Present every line in which the string "JSON" appears.

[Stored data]
:::
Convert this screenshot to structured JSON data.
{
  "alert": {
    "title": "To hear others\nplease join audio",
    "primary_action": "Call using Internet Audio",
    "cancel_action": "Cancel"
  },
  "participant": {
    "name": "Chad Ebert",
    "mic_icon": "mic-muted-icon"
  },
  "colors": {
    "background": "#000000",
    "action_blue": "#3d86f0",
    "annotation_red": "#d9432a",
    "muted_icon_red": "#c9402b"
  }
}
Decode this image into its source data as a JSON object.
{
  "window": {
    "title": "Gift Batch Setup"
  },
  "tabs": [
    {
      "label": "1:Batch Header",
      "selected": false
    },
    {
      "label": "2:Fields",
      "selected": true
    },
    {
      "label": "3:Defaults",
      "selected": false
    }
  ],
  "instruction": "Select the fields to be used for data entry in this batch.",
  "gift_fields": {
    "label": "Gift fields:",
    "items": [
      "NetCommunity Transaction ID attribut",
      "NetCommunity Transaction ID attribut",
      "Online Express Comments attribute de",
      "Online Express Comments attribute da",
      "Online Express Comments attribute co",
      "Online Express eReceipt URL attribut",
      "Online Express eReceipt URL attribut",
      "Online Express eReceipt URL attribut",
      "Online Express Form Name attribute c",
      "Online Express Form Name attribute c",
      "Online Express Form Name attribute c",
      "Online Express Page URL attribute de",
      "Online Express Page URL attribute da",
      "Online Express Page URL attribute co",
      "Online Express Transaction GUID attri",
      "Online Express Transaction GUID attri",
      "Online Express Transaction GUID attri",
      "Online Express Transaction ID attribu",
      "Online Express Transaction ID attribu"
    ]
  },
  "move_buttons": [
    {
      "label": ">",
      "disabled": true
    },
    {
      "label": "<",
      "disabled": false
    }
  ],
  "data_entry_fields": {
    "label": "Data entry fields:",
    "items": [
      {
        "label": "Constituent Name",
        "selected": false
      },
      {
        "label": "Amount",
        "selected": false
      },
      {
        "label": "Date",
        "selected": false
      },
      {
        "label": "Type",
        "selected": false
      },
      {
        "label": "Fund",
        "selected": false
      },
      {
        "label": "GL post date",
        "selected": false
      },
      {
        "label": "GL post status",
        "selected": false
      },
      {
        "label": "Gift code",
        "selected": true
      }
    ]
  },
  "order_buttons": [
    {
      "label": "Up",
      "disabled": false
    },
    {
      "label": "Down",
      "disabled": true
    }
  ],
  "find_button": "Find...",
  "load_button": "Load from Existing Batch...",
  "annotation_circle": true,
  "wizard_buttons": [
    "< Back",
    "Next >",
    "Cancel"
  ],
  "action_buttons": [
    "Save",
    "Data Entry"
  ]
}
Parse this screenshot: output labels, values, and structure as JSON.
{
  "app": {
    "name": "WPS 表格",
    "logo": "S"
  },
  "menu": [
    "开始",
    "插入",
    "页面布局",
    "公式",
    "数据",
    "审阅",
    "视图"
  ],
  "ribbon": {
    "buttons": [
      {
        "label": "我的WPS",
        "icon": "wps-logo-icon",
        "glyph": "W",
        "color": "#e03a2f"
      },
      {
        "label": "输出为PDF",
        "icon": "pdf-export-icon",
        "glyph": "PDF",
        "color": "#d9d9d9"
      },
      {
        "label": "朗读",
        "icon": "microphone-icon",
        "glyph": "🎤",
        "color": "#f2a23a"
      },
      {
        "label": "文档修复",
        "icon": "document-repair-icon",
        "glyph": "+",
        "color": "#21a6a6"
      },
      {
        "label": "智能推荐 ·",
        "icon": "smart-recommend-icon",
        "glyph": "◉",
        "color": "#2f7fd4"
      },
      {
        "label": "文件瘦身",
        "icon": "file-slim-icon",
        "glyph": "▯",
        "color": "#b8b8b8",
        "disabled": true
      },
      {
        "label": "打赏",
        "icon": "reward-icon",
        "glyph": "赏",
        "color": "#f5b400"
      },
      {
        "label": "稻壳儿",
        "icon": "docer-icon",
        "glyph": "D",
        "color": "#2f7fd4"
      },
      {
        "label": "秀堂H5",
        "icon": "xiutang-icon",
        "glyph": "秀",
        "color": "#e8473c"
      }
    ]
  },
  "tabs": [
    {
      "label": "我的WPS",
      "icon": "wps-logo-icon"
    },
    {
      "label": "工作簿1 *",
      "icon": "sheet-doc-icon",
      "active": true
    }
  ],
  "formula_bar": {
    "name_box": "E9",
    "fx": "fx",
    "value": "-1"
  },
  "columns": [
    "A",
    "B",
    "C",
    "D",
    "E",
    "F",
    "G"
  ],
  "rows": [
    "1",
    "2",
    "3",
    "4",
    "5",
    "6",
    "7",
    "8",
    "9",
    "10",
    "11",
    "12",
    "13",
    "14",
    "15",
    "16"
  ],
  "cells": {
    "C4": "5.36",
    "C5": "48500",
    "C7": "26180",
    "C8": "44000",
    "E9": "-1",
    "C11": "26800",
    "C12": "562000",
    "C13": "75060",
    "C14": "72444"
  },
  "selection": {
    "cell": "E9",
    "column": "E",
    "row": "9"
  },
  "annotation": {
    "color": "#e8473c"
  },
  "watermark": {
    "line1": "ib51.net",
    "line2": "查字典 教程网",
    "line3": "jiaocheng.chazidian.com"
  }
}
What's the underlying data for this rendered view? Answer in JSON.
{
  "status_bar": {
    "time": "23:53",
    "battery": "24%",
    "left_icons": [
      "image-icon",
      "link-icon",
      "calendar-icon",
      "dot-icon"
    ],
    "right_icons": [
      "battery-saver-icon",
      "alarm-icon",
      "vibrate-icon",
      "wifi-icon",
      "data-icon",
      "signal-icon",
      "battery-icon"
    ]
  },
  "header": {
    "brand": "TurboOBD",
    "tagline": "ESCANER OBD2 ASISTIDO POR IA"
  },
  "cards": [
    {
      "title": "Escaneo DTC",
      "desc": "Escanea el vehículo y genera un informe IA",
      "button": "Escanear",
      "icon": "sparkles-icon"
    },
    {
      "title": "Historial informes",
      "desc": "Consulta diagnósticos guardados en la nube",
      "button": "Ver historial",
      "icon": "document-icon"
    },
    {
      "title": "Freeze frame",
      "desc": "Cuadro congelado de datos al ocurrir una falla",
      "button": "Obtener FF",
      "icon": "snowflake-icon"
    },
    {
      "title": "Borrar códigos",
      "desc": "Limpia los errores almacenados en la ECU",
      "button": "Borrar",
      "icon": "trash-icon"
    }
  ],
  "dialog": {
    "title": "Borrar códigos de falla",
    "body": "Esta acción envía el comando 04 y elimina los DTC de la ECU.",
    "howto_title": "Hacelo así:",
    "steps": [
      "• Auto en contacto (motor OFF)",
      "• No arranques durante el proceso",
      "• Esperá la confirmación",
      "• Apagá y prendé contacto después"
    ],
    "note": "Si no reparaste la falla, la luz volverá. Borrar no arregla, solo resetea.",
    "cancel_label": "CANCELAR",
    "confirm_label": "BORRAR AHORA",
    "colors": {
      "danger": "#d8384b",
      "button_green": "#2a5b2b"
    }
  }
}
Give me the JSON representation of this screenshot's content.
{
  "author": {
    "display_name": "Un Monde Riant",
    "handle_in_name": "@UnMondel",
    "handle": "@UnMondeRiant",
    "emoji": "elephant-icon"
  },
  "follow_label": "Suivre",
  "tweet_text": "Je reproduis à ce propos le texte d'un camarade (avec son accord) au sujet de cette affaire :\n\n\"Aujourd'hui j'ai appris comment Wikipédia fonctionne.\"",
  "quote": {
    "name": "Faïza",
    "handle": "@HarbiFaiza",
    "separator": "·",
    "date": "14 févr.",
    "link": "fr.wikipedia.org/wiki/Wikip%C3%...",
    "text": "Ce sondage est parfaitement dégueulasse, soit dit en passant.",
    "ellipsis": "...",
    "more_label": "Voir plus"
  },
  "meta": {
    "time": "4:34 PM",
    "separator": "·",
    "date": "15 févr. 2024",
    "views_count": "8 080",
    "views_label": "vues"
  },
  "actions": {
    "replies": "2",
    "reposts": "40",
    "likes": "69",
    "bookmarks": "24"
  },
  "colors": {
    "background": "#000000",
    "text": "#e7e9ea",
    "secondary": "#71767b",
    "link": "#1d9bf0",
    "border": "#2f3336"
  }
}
:::
**Response below**:
Convert this screenshot to structured JSON data.
Decode this image into its source data as a JSON object.
Parse this screenshot: output labels, values, and structure as JSON.
What's the underlying data for this rendered view? Answer in JSON.
Give me the JSON representation of this screenshot's content.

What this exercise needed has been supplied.